Task brief
Word for word, repeat the entries, minus the pictures.

[Raw records]
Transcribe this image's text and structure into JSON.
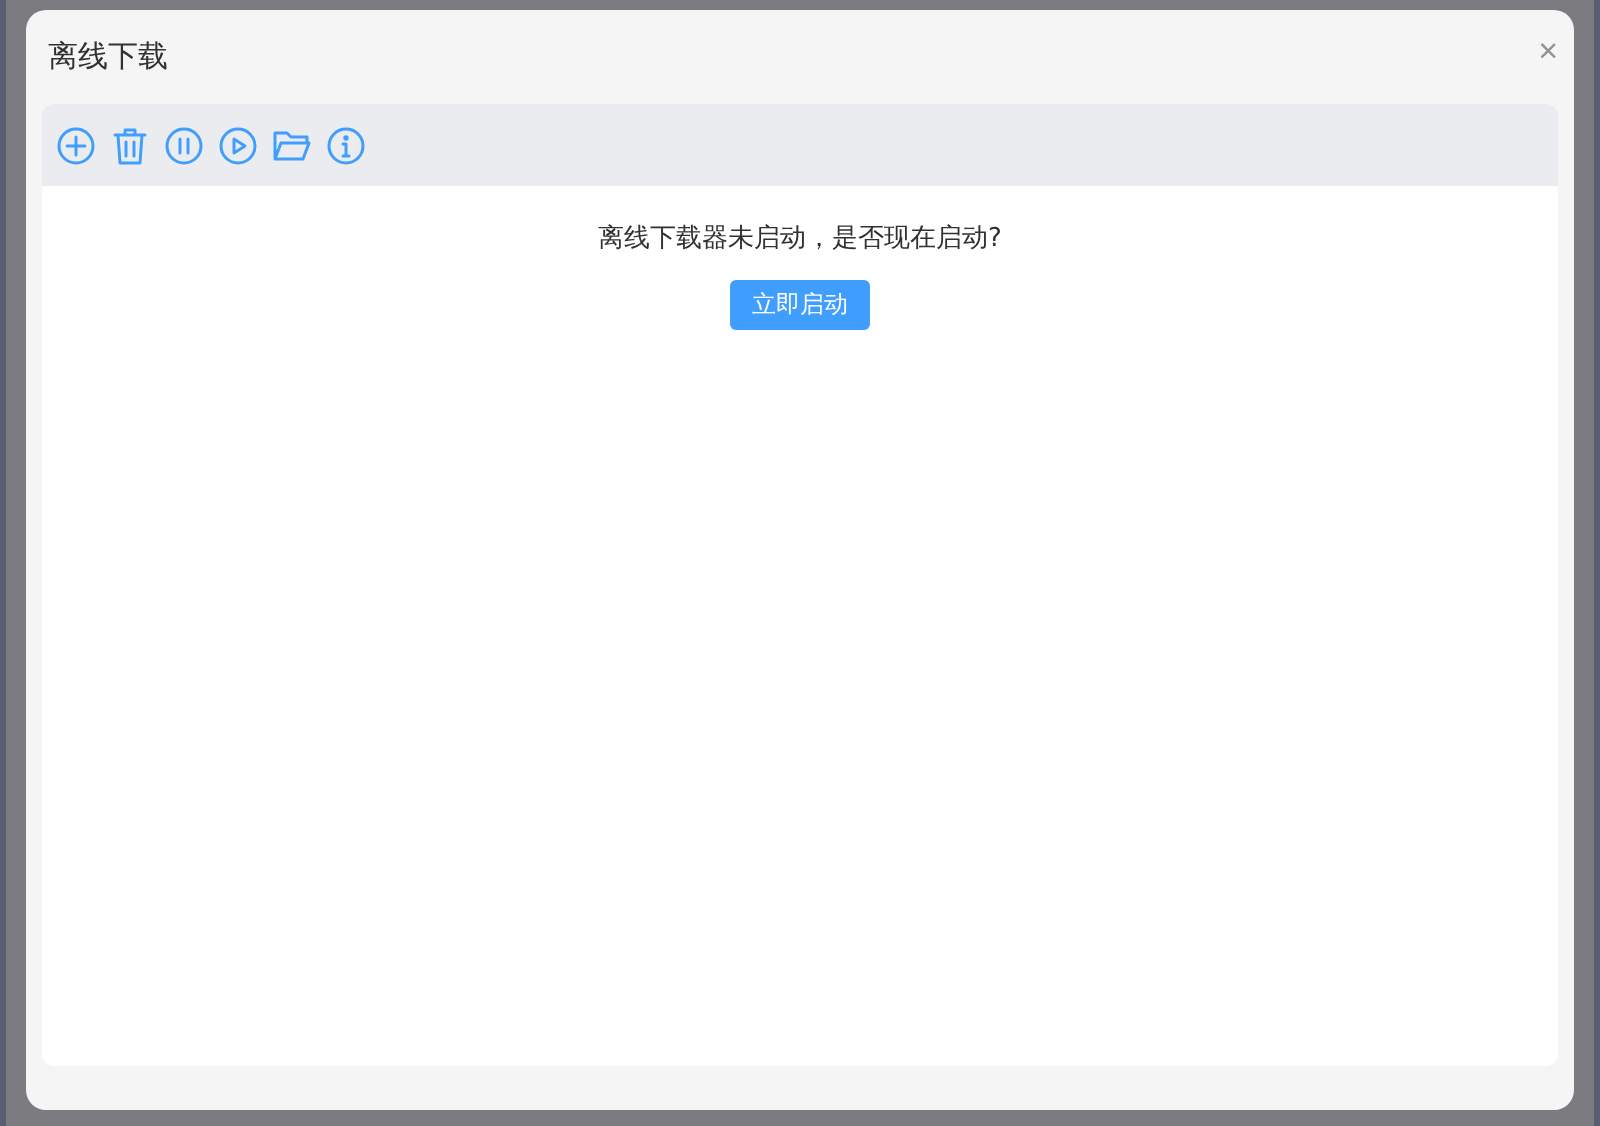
{
  "dialog": {
    "title": "离线下载",
    "close": "×"
  },
  "toolbar": {
    "buttons": [
      {
        "kind": "add"
      },
      {
        "kind": "delete"
      },
      {
        "kind": "pause"
      },
      {
        "kind": "play"
      },
      {
        "kind": "folder"
      },
      {
        "kind": "info"
      }
    ]
  },
  "message": "离线下载器未启动，是否现在启动?",
  "start_button": "立即启动"
}
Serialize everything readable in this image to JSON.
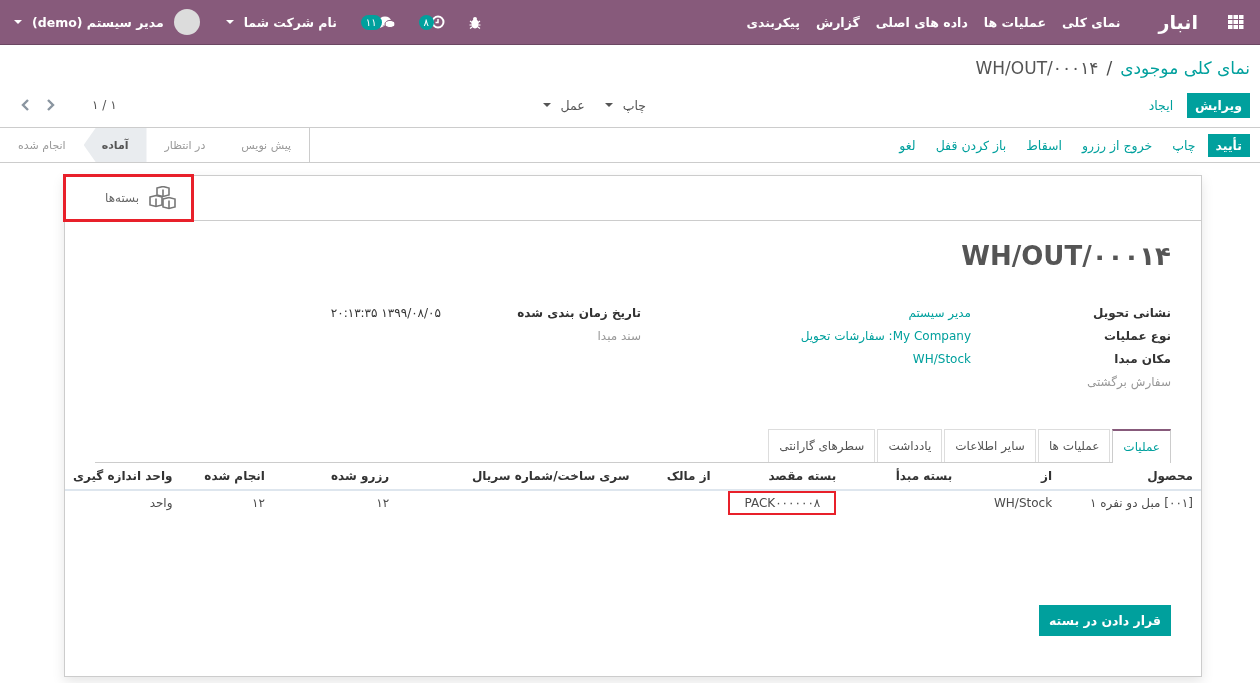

The answer
Transcribe this image's text and structure into JSON.
{
  "dialog": {
    "title": "离线下载",
    "close": "×"
  },
  "toolbar": {
    "buttons": [
      {
        "kind": "add"
      },
      {
        "kind": "delete"
      },
      {
        "kind": "pause"
      },
      {
        "kind": "play"
      },
      {
        "kind": "folder"
      },
      {
        "kind": "info"
      }
    ]
  },
  "message": "离线下载器未启动，是否现在启动?",
  "start_button": "立即启动"
}
Serialize everything readable in this image to JSON.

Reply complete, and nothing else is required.